→ WHAT YOU NEED TO DO
Go through the lines below and copy each one that holds the string "text".

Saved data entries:
· · · · · · ·

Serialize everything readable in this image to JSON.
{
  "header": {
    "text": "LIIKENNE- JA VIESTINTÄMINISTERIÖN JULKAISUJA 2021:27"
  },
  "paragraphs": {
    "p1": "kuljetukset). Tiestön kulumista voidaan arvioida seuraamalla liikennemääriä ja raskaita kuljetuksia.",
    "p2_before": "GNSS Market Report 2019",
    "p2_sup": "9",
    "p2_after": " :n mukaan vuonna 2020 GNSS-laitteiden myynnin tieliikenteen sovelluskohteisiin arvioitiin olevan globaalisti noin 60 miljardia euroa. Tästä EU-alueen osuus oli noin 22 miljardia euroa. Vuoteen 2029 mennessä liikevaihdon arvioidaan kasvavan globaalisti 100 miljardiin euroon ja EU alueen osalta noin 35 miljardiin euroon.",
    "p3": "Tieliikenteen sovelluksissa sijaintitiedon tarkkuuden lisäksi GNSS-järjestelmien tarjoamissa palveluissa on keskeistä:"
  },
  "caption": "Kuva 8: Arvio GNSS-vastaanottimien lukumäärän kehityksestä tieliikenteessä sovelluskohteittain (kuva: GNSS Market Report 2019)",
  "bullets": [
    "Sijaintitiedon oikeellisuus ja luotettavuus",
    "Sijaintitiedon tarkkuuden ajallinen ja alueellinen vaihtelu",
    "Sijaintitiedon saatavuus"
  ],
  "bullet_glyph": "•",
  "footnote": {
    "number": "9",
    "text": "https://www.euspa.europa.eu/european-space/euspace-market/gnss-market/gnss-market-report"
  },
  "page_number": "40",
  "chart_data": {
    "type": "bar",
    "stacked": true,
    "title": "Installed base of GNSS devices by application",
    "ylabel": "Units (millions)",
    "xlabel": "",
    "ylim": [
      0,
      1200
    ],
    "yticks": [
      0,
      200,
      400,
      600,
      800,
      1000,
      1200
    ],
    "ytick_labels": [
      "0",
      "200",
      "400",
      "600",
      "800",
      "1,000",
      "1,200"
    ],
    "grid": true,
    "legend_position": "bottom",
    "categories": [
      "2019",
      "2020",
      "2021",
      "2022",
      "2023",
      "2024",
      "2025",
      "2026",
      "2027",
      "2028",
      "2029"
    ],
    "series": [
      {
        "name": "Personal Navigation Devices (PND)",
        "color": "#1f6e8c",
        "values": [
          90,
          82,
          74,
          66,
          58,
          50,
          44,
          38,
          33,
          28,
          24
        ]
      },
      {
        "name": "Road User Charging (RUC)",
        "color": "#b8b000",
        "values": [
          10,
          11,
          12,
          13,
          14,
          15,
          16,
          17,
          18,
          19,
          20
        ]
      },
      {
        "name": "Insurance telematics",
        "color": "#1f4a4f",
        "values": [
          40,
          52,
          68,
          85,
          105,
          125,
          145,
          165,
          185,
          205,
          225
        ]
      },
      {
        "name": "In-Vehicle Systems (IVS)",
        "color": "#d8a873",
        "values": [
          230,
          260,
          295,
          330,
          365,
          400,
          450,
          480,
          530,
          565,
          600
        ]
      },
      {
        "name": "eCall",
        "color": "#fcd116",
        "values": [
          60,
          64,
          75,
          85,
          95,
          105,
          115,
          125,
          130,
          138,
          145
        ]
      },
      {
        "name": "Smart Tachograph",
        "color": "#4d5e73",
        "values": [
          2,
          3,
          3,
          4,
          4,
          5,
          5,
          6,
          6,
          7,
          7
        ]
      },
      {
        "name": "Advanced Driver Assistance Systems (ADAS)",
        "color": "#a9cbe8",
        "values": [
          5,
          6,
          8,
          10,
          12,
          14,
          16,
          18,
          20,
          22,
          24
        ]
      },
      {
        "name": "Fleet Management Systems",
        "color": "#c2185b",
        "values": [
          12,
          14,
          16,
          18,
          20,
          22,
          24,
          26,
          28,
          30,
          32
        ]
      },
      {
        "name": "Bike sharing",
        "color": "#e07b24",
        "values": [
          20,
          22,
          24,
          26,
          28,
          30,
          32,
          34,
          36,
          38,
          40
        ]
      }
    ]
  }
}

· · · · · · ·

→ SOLUTION BELOW
    "text": "LIIKENNE- JA VIESTINTÄMINISTERIÖN JULKAISUJA 2021:27"
    "text": "https://www.euspa.europa.eu/european-space/euspace-market/gnss-market/gnss-market-report"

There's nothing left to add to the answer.